Find and copy lines holding "Number".

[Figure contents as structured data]
* * * * *

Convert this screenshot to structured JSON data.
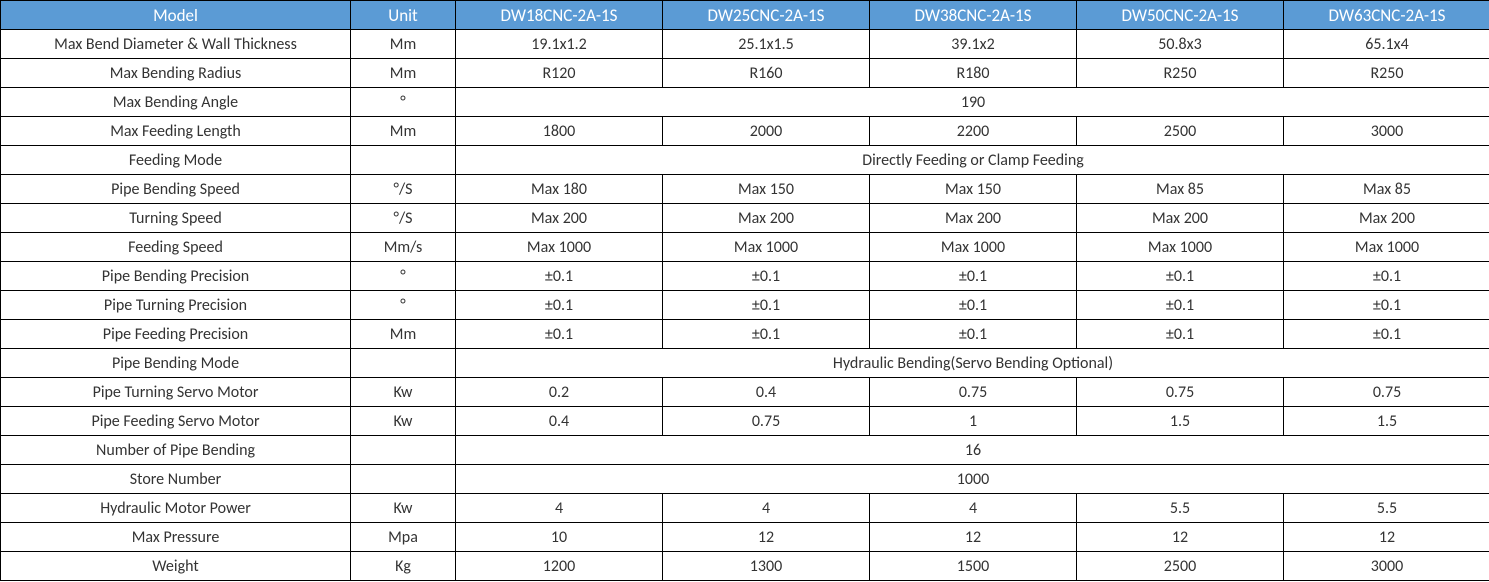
{
  "table": {
    "header_bg": "#5b9bd5",
    "header_color": "#ffffff",
    "border_color": "#000000",
    "text_color": "#333333",
    "font_family": "Calibri, Arial, sans-serif",
    "header_fontsize": 17,
    "cell_fontsize": 16,
    "columns": {
      "label": "Model",
      "unit": "Unit",
      "models": [
        "DW18CNC-2A-1S",
        "DW25CNC-2A-1S",
        "DW38CNC-2A-1S",
        "DW50CNC-2A-1S",
        "DW63CNC-2A-1S"
      ]
    },
    "rows": [
      {
        "label": "Max Bend Diameter & Wall Thickness",
        "unit": "Mm",
        "values": [
          "19.1x1.2",
          "25.1x1.5",
          "39.1x2",
          "50.8x3",
          "65.1x4"
        ]
      },
      {
        "label": "Max Bending Radius",
        "unit": "Mm",
        "values": [
          "R120",
          "R160",
          "R180",
          "R250",
          "R250"
        ]
      },
      {
        "label": "Max Bending Angle",
        "unit": "°",
        "merged": "190"
      },
      {
        "label": "Max Feeding Length",
        "unit": "Mm",
        "values": [
          "1800",
          "2000",
          "2200",
          "2500",
          "3000"
        ]
      },
      {
        "label": "Feeding Mode",
        "unit": "",
        "merged": "Directly Feeding or Clamp Feeding"
      },
      {
        "label": "Pipe Bending Speed",
        "unit": "°/S",
        "values": [
          "Max 180",
          "Max 150",
          "Max 150",
          "Max 85",
          "Max 85"
        ]
      },
      {
        "label": "Turning Speed",
        "unit": "°/S",
        "values": [
          "Max 200",
          "Max 200",
          "Max 200",
          "Max 200",
          "Max 200"
        ]
      },
      {
        "label": "Feeding Speed",
        "unit": "Mm/s",
        "values": [
          "Max 1000",
          "Max 1000",
          "Max 1000",
          "Max 1000",
          "Max 1000"
        ]
      },
      {
        "label": "Pipe Bending Precision",
        "unit": "°",
        "values": [
          "±0.1",
          "±0.1",
          "±0.1",
          "±0.1",
          "±0.1"
        ]
      },
      {
        "label": "Pipe Turning Precision",
        "unit": "°",
        "values": [
          "±0.1",
          "±0.1",
          "±0.1",
          "±0.1",
          "±0.1"
        ]
      },
      {
        "label": "Pipe Feeding Precision",
        "unit": "Mm",
        "values": [
          "±0.1",
          "±0.1",
          "±0.1",
          "±0.1",
          "±0.1"
        ]
      },
      {
        "label": "Pipe Bending Mode",
        "unit": "",
        "merged": "Hydraulic Bending(Servo Bending Optional)"
      },
      {
        "label": "Pipe Turning Servo Motor",
        "unit": "Kw",
        "values": [
          "0.2",
          "0.4",
          "0.75",
          "0.75",
          "0.75"
        ]
      },
      {
        "label": "Pipe Feeding Servo Motor",
        "unit": "Kw",
        "values": [
          "0.4",
          "0.75",
          "1",
          "1.5",
          "1.5"
        ]
      },
      {
        "label": "Number of Pipe Bending",
        "unit": "",
        "merged": "16"
      },
      {
        "label": "Store Number",
        "unit": "",
        "merged": "1000"
      },
      {
        "label": "Hydraulic Motor Power",
        "unit": "Kw",
        "values": [
          "4",
          "4",
          "4",
          "5.5",
          "5.5"
        ]
      },
      {
        "label": "Max Pressure",
        "unit": "Mpa",
        "values": [
          "10",
          "12",
          "12",
          "12",
          "12"
        ]
      },
      {
        "label": "Weight",
        "unit": "Kg",
        "values": [
          "1200",
          "1300",
          "1500",
          "2500",
          "3000"
        ]
      }
    ]
  }
}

* * * * *

ANSWER FOR THE TASK:
        "label": "Number of Pipe Bending",
        "label": "Store Number",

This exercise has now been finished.